Problem description = Write out every entry exactly as it appears.

[start of Raw data]

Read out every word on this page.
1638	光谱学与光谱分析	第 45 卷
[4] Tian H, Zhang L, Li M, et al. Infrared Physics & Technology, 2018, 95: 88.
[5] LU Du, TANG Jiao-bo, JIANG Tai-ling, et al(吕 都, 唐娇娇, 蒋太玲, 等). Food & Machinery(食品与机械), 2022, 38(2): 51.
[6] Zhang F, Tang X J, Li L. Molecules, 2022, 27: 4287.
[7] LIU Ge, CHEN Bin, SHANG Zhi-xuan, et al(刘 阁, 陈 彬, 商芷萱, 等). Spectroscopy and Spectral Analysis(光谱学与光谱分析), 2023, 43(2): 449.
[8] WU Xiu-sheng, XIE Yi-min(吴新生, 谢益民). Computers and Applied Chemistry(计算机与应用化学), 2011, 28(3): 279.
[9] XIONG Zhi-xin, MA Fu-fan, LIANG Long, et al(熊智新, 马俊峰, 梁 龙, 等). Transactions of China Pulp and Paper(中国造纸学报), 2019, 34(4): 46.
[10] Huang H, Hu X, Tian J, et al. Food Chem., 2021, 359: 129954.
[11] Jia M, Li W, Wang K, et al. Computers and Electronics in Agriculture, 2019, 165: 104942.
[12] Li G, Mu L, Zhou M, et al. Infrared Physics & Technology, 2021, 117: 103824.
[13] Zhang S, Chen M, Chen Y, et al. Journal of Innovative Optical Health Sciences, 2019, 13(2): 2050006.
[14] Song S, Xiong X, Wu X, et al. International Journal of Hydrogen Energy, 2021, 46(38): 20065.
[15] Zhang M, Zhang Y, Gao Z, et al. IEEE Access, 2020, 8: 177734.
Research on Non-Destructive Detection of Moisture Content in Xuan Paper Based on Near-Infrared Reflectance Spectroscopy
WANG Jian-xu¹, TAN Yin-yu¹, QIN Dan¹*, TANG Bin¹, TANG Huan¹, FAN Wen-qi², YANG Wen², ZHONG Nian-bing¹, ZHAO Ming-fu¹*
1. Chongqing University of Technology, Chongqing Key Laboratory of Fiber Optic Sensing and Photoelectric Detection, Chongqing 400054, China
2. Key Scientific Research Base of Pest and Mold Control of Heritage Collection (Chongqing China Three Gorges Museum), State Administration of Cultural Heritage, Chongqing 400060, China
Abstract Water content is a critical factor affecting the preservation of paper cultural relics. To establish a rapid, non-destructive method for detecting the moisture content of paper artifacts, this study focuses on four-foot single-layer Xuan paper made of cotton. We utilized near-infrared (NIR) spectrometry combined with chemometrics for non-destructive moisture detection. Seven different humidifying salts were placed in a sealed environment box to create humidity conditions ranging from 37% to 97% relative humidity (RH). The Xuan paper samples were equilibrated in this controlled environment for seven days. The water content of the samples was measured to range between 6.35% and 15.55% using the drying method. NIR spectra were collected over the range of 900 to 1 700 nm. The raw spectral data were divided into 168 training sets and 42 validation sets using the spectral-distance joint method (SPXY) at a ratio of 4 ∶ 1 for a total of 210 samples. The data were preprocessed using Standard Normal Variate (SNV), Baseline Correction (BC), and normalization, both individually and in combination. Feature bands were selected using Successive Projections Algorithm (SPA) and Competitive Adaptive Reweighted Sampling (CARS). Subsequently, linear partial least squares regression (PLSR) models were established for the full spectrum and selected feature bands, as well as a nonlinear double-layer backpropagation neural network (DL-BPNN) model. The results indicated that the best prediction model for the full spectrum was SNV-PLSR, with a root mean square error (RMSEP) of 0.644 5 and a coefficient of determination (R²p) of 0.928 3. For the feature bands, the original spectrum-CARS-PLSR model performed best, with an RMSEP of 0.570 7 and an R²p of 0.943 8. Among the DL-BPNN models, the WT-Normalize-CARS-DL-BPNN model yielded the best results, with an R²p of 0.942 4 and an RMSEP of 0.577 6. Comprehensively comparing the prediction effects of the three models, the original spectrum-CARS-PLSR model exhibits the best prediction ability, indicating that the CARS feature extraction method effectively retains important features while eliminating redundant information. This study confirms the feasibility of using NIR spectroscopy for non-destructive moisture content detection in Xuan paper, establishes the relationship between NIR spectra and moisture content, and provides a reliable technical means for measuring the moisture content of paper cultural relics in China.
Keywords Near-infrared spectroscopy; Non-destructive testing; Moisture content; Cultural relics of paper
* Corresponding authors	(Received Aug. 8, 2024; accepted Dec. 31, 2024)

[end of Raw data]

Full answer =
Read out every word on this page.
1638	光谱学与光谱分析	第 45 卷
[4] Tian H, Zhang L, Li M, et al. Infrared Physics & Technology, 2018, 95: 88.
[5] LU Du, TANG Jiao-bo, JIANG Tai-ling, et al(吕 都, 唐娇娇, 蒋太玲, 等). Food & Machinery(食品与机械), 2022, 38(2): 51.
[6] Zhang F, Tang X J, Li L. Molecules, 2022, 27: 4287.
[7] LIU Ge, CHEN Bin, SHANG Zhi-xuan, et al(刘 阁, 陈 彬, 商芷萱, 等). Spectroscopy and Spectral Analysis(光谱学与光谱分析), 2023, 43(2): 449.
[8] WU Xiu-sheng, XIE Yi-min(吴新生, 谢益民). Computers and Applied Chemistry(计算机与应用化学), 2011, 28(3): 279.
[9] XIONG Zhi-xin, MA Fu-fan, LIANG Long, et al(熊智新, 马俊峰, 梁 龙, 等). Transactions of China Pulp and Paper(中国造纸学报), 2019, 34(4): 46.
[10] Huang H, Hu X, Tian J, et al. Food Chem., 2021, 359: 129954.
[11] Jia M, Li W, Wang K, et al. Computers and Electronics in Agriculture, 2019, 165: 104942.
[12] Li G, Mu L, Zhou M, et al. Infrared Physics & Technology, 2021, 117: 103824.
[13] Zhang S, Chen M, Chen Y, et al. Journal of Innovative Optical Health Sciences, 2019, 13(2): 2050006.
[14] Song S, Xiong X, Wu X, et al. International Journal of Hydrogen Energy, 2021, 46(38): 20065.
[15] Zhang M, Zhang Y, Gao Z, et al. IEEE Access, 2020, 8: 177734.
Research on Non-Destructive Detection of Moisture Content in Xuan Paper Based on Near-Infrared Reflectance Spectroscopy
WANG Jian-xu¹, TAN Yin-yu¹, QIN Dan¹*, TANG Bin¹, TANG Huan¹, FAN Wen-qi², YANG Wen², ZHONG Nian-bing¹, ZHAO Ming-fu¹*
1. Chongqing University of Technology, Chongqing Key Laboratory of Fiber Optic Sensing and Photoelectric Detection, Chongqing 400054, China
2. Key Scientific Research Base of Pest and Mold Control of Heritage Collection (Chongqing China Three Gorges Museum), State Administration of Cultural Heritage, Chongqing 400060, China
Abstract Water content is a critical factor affecting the preservation of paper cultural relics. To establish a rapid, non-destructive method for detecting the moisture content of paper artifacts, this study focuses on four-foot single-layer Xuan paper made of cotton. We utilized near-infrared (NIR) spectrometry combined with chemometrics for non-destructive moisture detection. Seven different humidifying salts were placed in a sealed environment box to create humidity conditions ranging from 37% to 97% relative humidity (RH). The Xuan paper samples were equilibrated in this controlled environment for seven days. The water content of the samples was measured to range between 6.35% and 15.55% using the drying method. NIR spectra were collected over the range of 900 to 1 700 nm. The raw spectral data were divided into 168 training sets and 42 validation sets using the spectral-distance joint method (SPXY) at a ratio of 4 ∶ 1 for a total of 210 samples. The data were preprocessed using Standard Normal Variate (SNV), Baseline Correction (BC), and normalization, both individually and in combination. Feature bands were selected using Successive Projections Algorithm (SPA) and Competitive Adaptive Reweighted Sampling (CARS). Subsequently, linear partial least squares regression (PLSR) models were established for the full spectrum and selected feature bands, as well as a nonlinear double-layer backpropagation neural network (DL-BPNN) model. The results indicated that the best prediction model for the full spectrum was SNV-PLSR, with a root mean square error (RMSEP) of 0.644 5 and a coefficient of determination (R²p) of 0.928 3. For the feature bands, the original spectrum-CARS-PLSR model performed best, with an RMSEP of 0.570 7 and an R²p of 0.943 8. Among the DL-BPNN models, the WT-Normalize-CARS-DL-BPNN model yielded the best results, with an R²p of 0.942 4 and an RMSEP of 0.577 6. Comprehensively comparing the prediction effects of the three models, the original spectrum-CARS-PLSR model exhibits the best prediction ability, indicating that the CARS feature extraction method effectively retains important features while eliminating redundant information. This study confirms the feasibility of using NIR spectroscopy for non-destructive moisture content detection in Xuan paper, establishes the relationship between NIR spectra and moisture content, and provides a reliable technical means for measuring the moisture content of paper cultural relics in China.
Keywords Near-infrared spectroscopy; Non-destructive testing; Moisture content; Cultural relics of paper
* Corresponding authors	(Received Aug. 8, 2024; accepted Dec. 31, 2024)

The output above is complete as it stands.